* Goal
Look below for the line that contains "Transcribe the text in this document.", then copy it and each following line to the end of the records, minus any pictures.

-------

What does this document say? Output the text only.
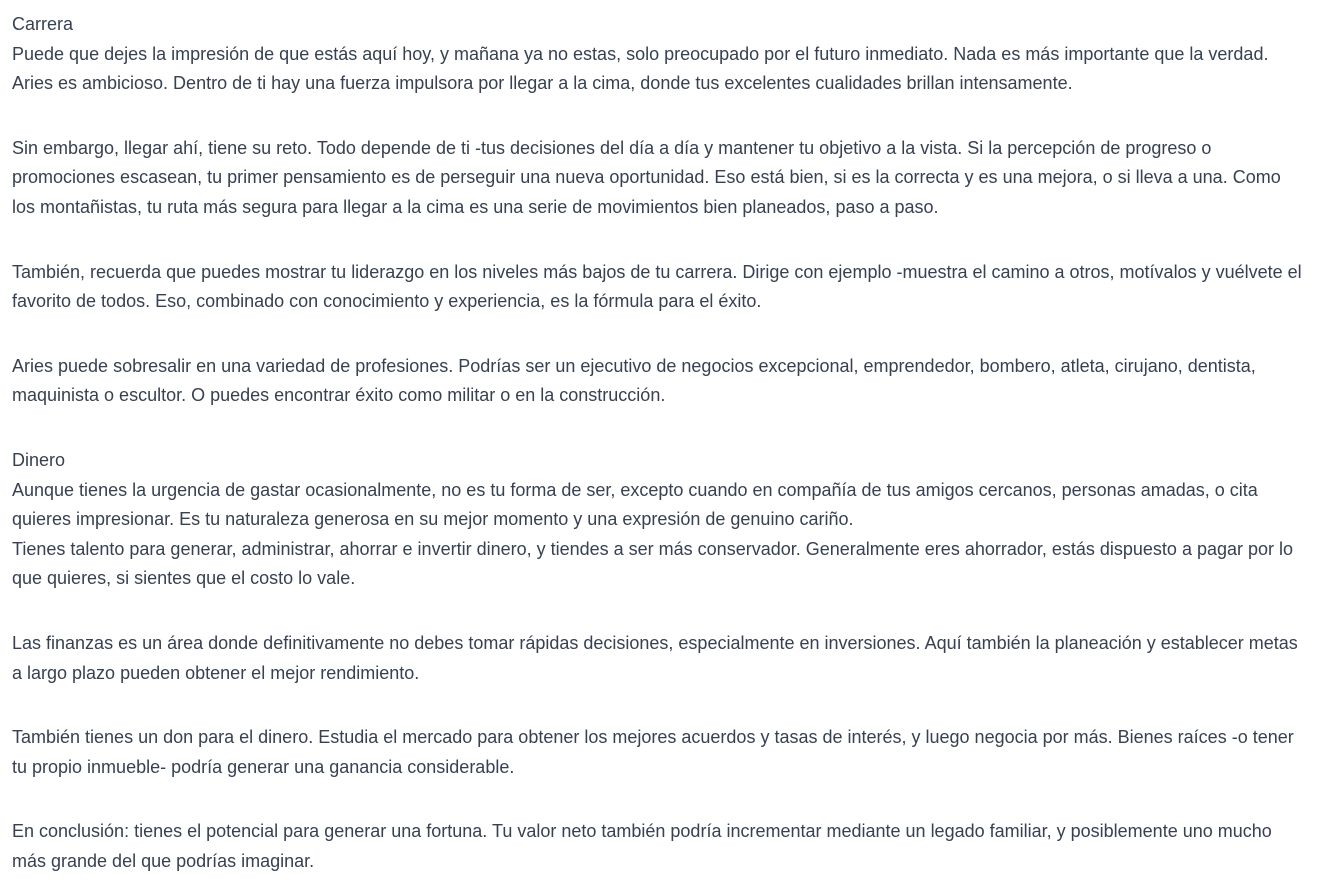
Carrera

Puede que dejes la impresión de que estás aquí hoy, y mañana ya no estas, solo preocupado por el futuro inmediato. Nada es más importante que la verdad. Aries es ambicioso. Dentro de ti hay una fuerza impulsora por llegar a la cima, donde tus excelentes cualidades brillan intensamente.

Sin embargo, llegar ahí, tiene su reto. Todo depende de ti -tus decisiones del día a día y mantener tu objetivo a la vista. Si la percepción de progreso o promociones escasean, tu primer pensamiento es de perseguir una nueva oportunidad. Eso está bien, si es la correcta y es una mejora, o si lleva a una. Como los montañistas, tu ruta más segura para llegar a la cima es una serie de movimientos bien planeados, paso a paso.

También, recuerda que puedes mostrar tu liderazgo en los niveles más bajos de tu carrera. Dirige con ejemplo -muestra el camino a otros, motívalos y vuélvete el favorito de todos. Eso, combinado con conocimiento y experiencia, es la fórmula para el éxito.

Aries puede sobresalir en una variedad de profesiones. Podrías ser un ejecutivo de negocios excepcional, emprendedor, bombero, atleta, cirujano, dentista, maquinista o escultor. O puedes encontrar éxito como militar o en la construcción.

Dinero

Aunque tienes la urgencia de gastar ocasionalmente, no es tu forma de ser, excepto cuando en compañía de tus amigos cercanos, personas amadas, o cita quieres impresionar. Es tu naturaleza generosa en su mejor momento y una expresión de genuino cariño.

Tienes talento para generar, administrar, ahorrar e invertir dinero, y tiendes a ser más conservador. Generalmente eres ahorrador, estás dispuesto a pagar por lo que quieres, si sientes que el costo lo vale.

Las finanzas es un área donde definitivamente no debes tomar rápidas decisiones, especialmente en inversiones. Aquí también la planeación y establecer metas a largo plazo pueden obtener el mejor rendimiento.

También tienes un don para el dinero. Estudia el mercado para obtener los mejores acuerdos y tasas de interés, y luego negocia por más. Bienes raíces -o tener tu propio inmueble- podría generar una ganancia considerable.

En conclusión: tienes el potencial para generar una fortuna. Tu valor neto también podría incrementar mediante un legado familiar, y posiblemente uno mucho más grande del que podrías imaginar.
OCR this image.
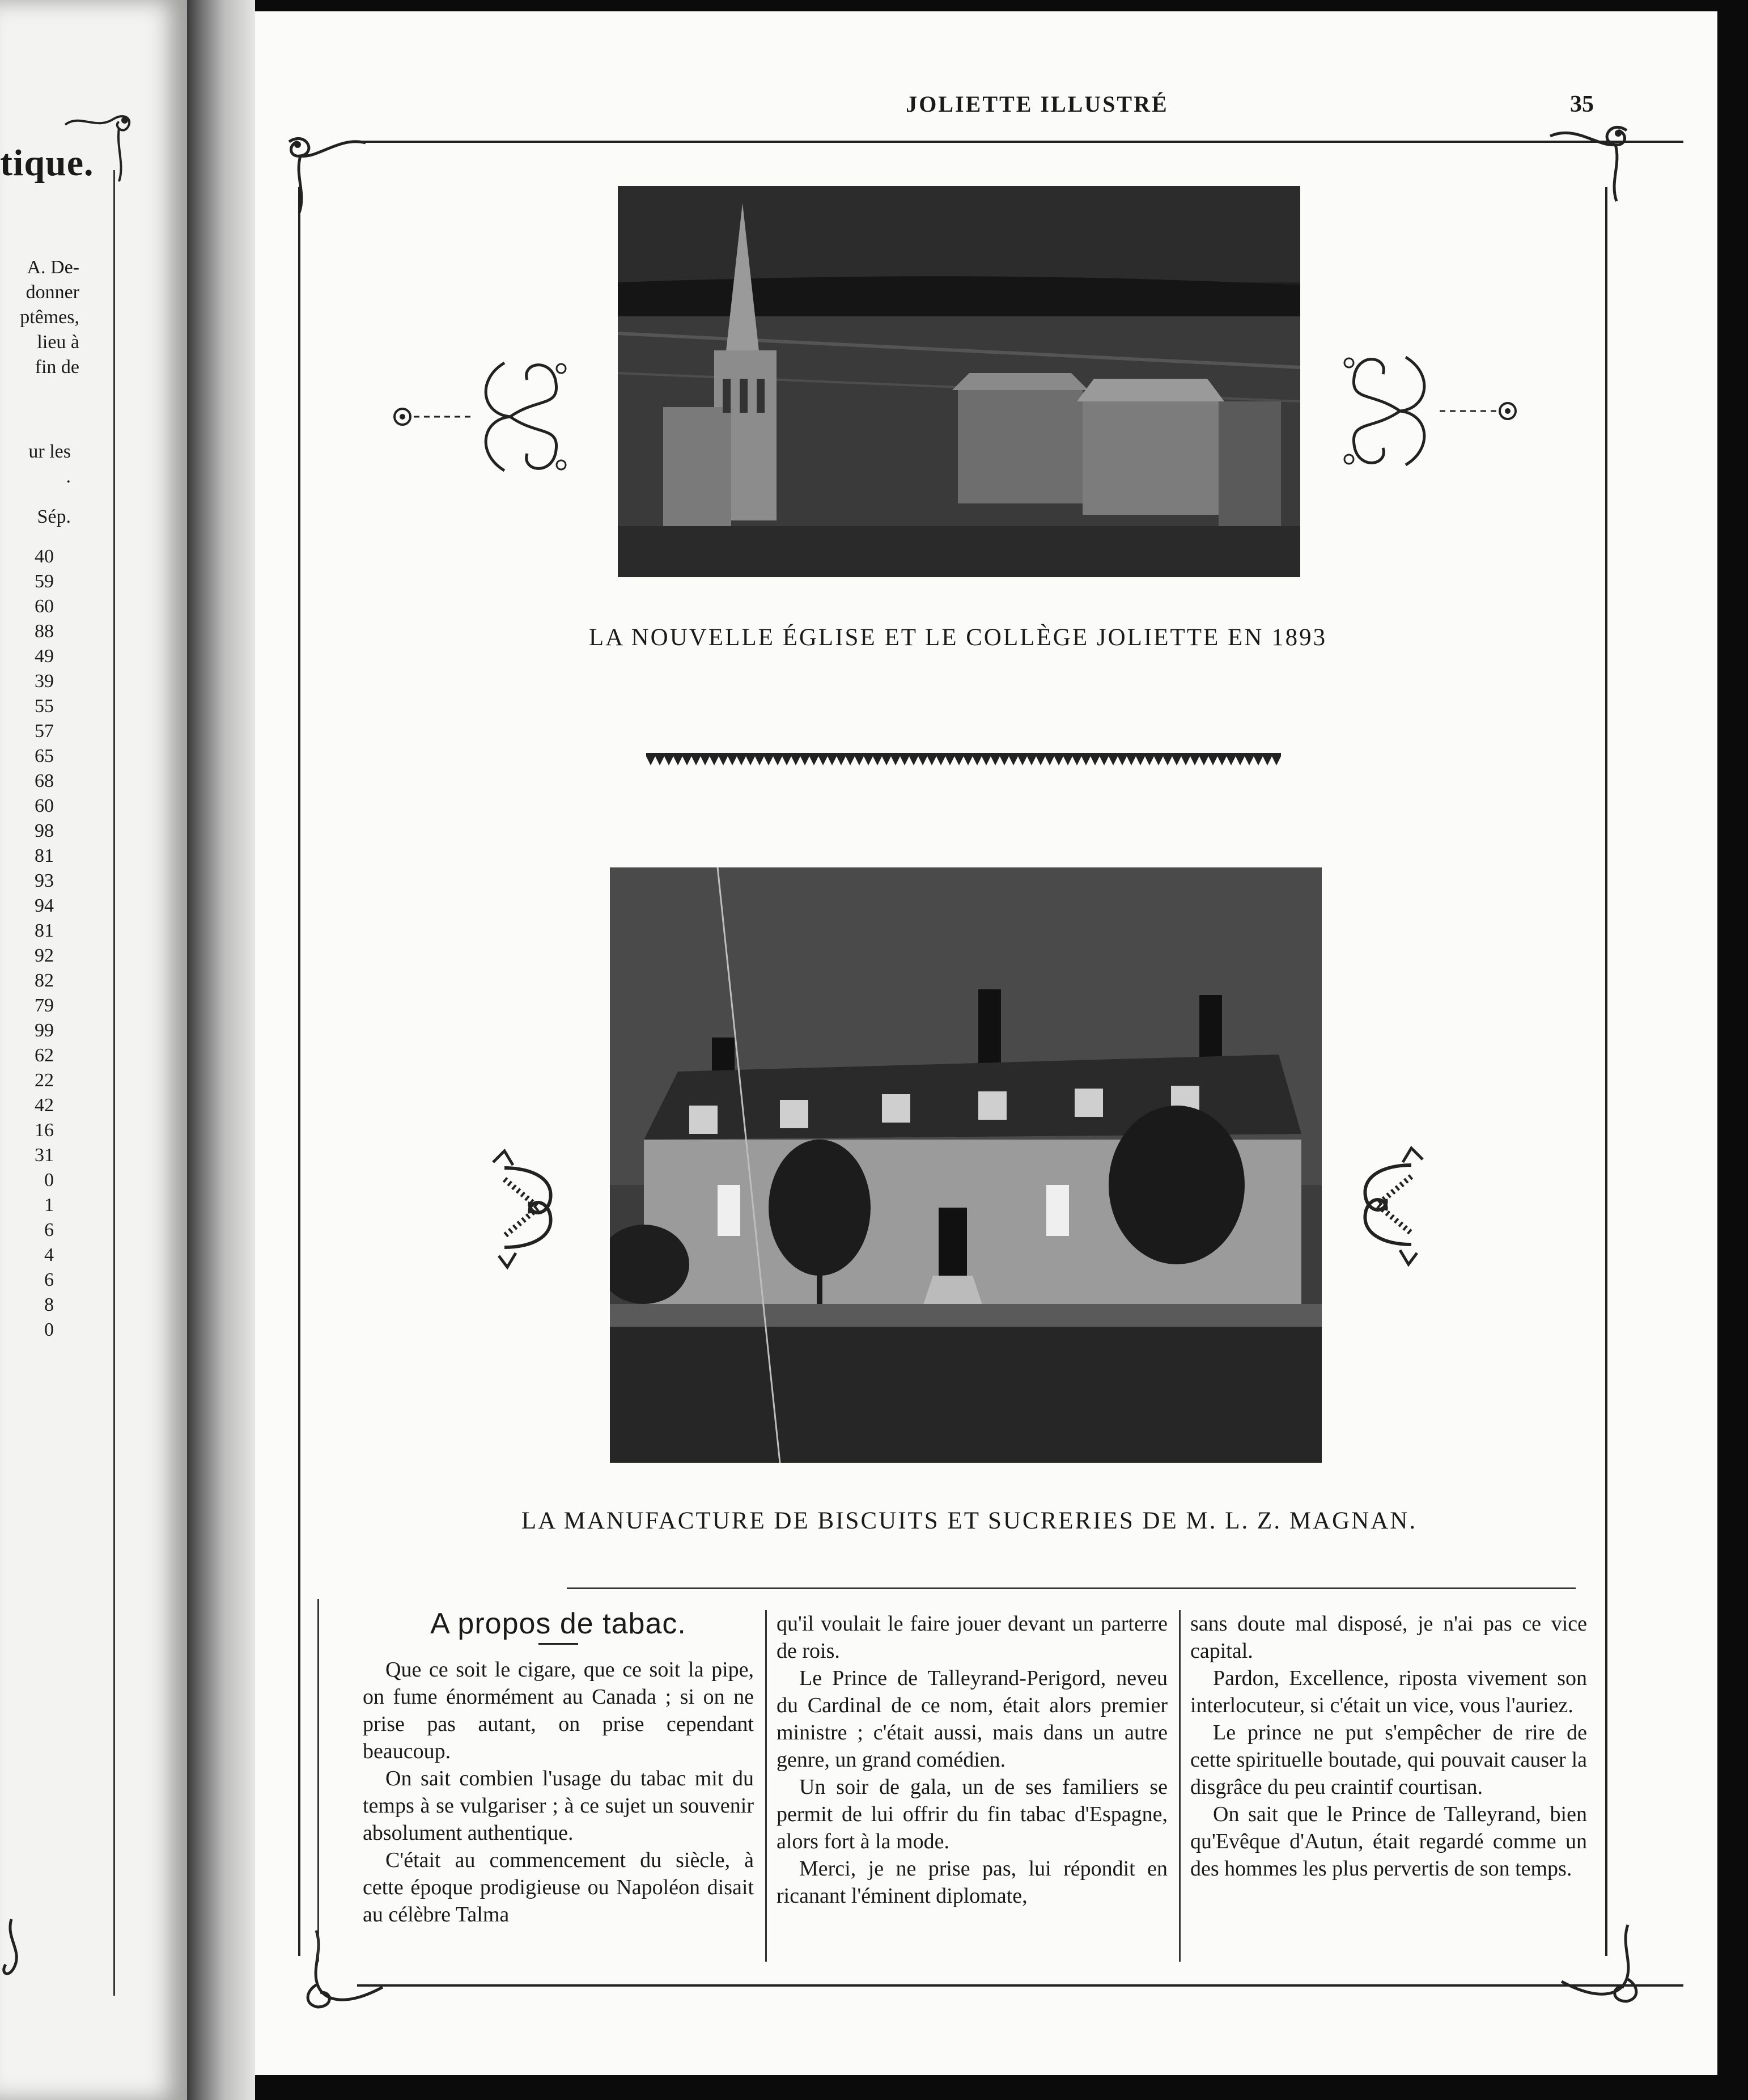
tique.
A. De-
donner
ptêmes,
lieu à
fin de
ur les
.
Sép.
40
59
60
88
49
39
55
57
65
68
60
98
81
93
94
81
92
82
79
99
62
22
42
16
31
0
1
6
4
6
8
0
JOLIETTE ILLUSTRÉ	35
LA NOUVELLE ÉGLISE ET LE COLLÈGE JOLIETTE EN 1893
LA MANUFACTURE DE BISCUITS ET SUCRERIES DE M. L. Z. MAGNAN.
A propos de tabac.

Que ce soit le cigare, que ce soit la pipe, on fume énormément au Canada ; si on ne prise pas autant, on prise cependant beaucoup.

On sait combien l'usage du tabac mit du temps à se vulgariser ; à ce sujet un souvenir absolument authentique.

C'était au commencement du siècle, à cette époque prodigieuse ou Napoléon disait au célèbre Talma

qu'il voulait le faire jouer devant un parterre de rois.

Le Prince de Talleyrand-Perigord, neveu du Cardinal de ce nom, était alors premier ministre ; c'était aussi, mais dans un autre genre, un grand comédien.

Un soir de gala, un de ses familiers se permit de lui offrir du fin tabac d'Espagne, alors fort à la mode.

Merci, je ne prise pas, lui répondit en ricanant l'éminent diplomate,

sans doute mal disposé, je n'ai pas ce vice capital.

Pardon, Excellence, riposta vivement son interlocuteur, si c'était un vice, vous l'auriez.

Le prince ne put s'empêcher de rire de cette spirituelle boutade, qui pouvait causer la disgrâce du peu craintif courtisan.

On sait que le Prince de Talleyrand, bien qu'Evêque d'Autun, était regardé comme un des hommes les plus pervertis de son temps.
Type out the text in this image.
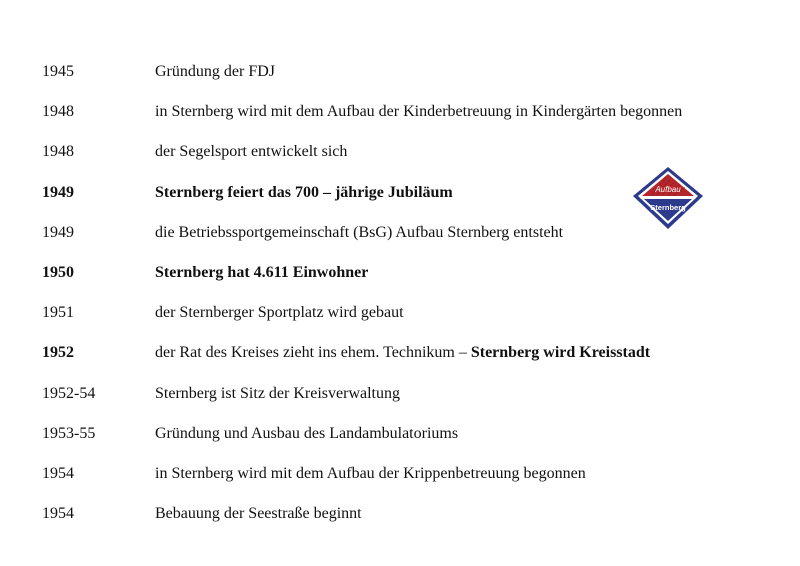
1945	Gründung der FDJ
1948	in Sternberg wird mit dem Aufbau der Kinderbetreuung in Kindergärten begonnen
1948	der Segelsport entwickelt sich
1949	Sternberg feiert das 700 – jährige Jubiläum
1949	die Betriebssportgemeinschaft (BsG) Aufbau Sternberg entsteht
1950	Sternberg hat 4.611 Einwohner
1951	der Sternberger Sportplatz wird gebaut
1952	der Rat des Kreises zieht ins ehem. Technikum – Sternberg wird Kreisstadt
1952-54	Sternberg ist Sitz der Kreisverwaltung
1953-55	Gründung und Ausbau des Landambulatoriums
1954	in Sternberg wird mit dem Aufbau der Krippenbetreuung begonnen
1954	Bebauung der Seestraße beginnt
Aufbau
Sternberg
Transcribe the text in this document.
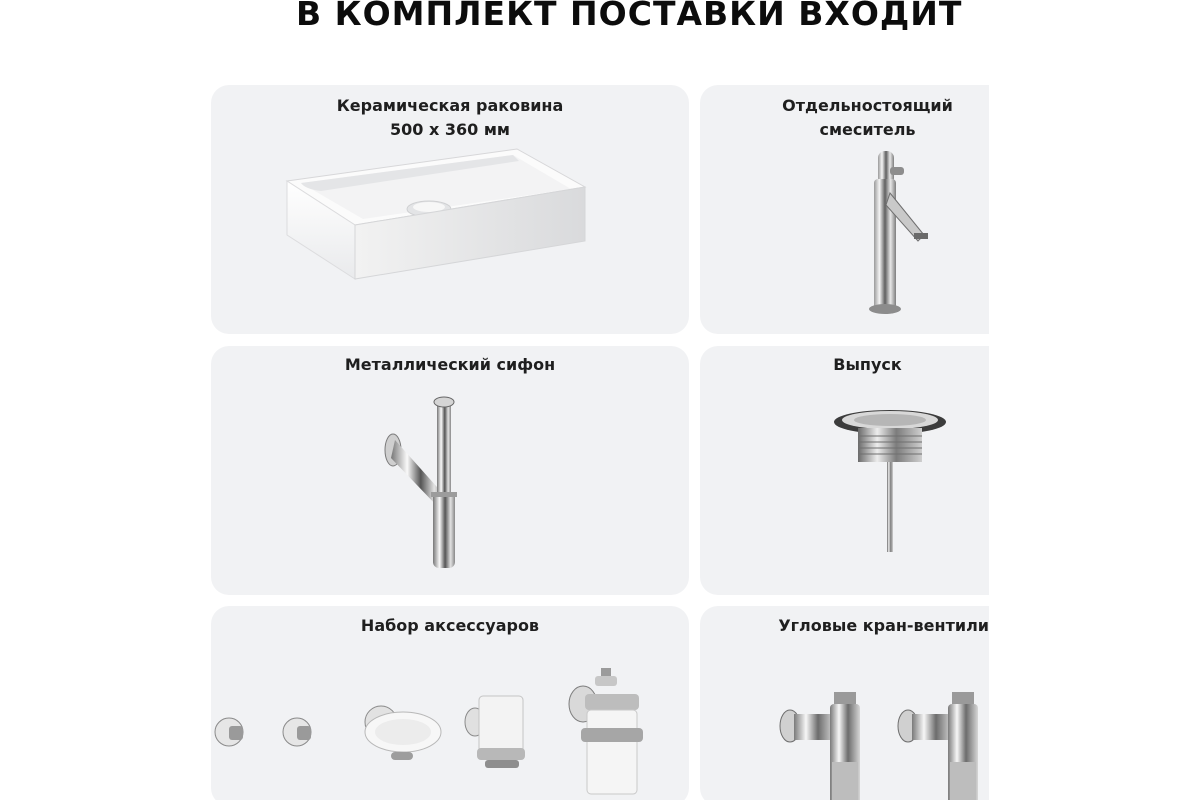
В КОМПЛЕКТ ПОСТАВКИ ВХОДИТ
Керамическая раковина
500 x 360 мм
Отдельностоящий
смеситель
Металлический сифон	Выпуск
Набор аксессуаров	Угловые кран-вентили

-------

* Solution to this problem
Transcribe the text in this document.
В КОМПЛЕКТ ПОСТАВКИ ВХОДИТ
Керамическая раковина
500 x 360 мм
Отдельностоящий
смеситель
Металлический сифон	Выпуск
Набор аксессуаров	Угловые кран-вентили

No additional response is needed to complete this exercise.